- **Description of the task**: Write every record out again exactly, and keep images out of it.

[Dataset items]
= = = = = = =

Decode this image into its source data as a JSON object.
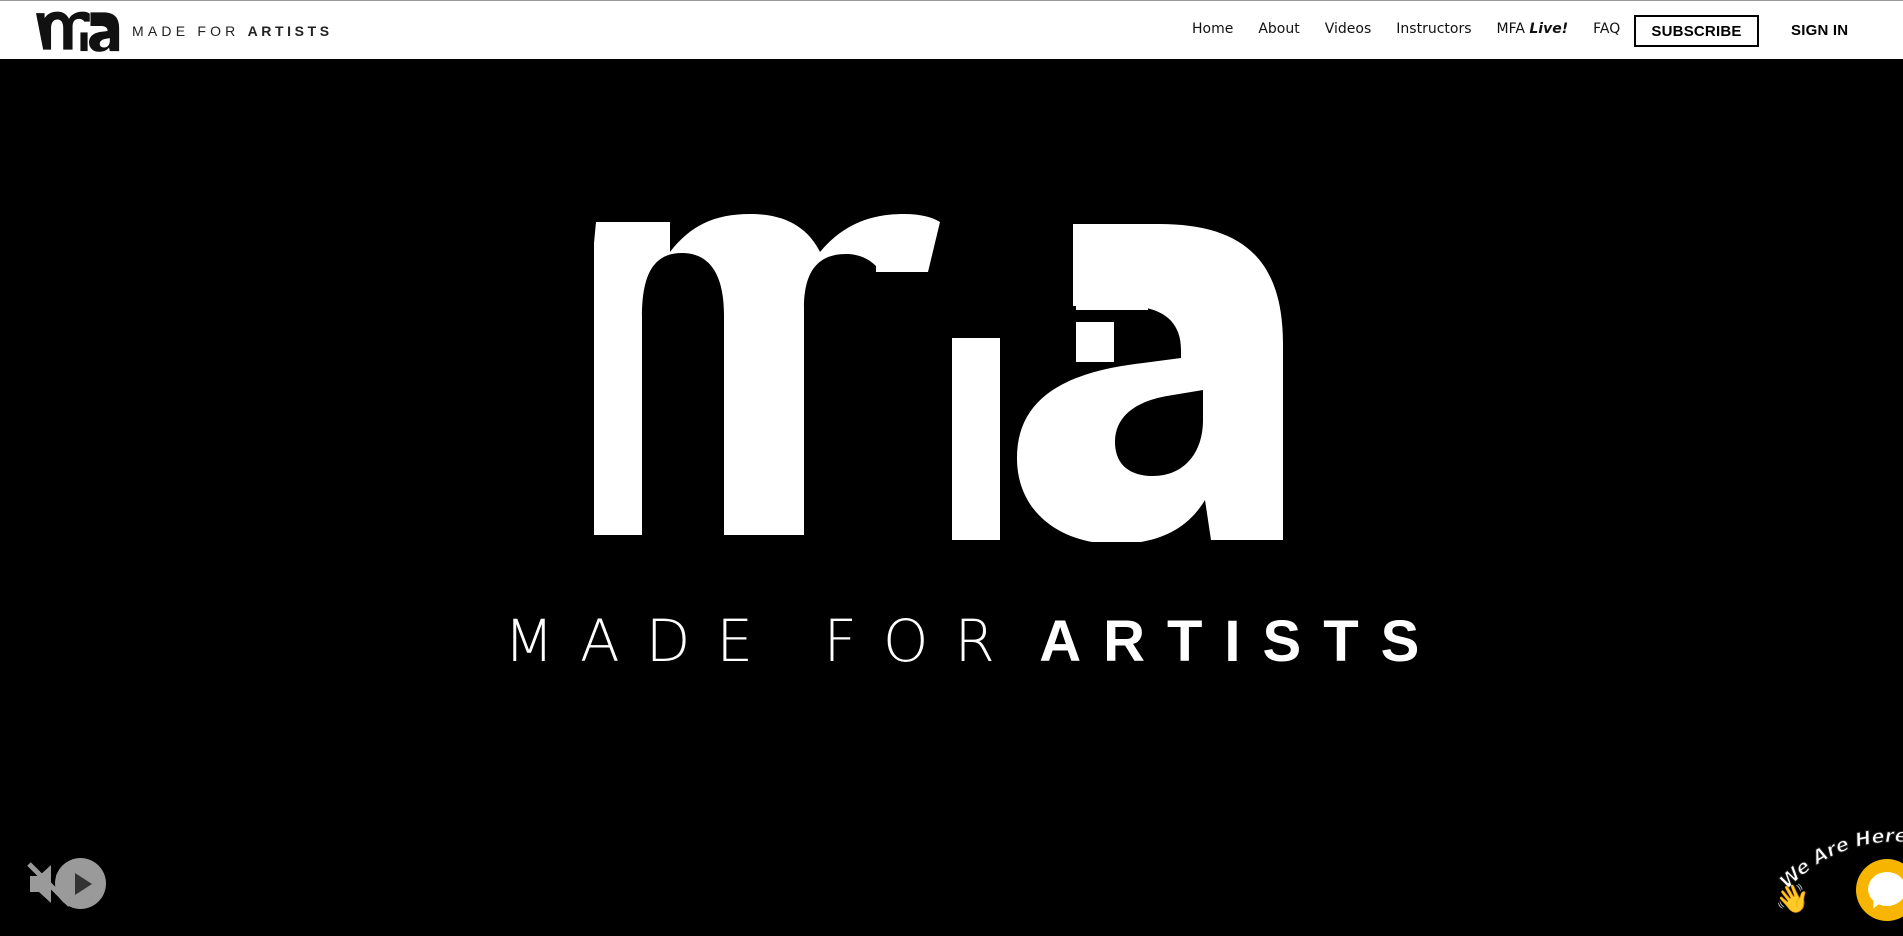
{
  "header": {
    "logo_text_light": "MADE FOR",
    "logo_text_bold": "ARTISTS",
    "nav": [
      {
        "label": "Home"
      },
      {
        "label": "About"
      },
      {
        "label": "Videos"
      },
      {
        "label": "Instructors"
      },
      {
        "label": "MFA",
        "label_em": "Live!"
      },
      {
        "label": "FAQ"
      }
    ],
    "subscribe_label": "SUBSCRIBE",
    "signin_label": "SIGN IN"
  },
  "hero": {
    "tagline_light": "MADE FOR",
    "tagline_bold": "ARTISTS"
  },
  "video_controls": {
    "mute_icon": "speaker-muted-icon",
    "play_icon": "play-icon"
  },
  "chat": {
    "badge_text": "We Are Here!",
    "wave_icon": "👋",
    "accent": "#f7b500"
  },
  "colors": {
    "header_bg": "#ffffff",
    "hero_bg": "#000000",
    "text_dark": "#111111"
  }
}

= = = = = = =

- **Written response**:
Decode this image into its source data as a JSON object.
{
  "header": {
    "logo_text_light": "MADE FOR",
    "logo_text_bold": "ARTISTS",
    "nav": [
      {
        "label": "Home"
      },
      {
        "label": "About"
      },
      {
        "label": "Videos"
      },
      {
        "label": "Instructors"
      },
      {
        "label": "MFA",
        "label_em": "Live!"
      },
      {
        "label": "FAQ"
      }
    ],
    "subscribe_label": "SUBSCRIBE",
    "signin_label": "SIGN IN"
  },
  "hero": {
    "tagline_light": "MADE FOR",
    "tagline_bold": "ARTISTS"
  },
  "video_controls": {
    "mute_icon": "speaker-muted-icon",
    "play_icon": "play-icon"
  },
  "chat": {
    "badge_text": "We Are Here!",
    "wave_icon": "👋",
    "accent": "#f7b500"
  },
  "colors": {
    "header_bg": "#ffffff",
    "hero_bg": "#000000",
    "text_dark": "#111111"
  }
}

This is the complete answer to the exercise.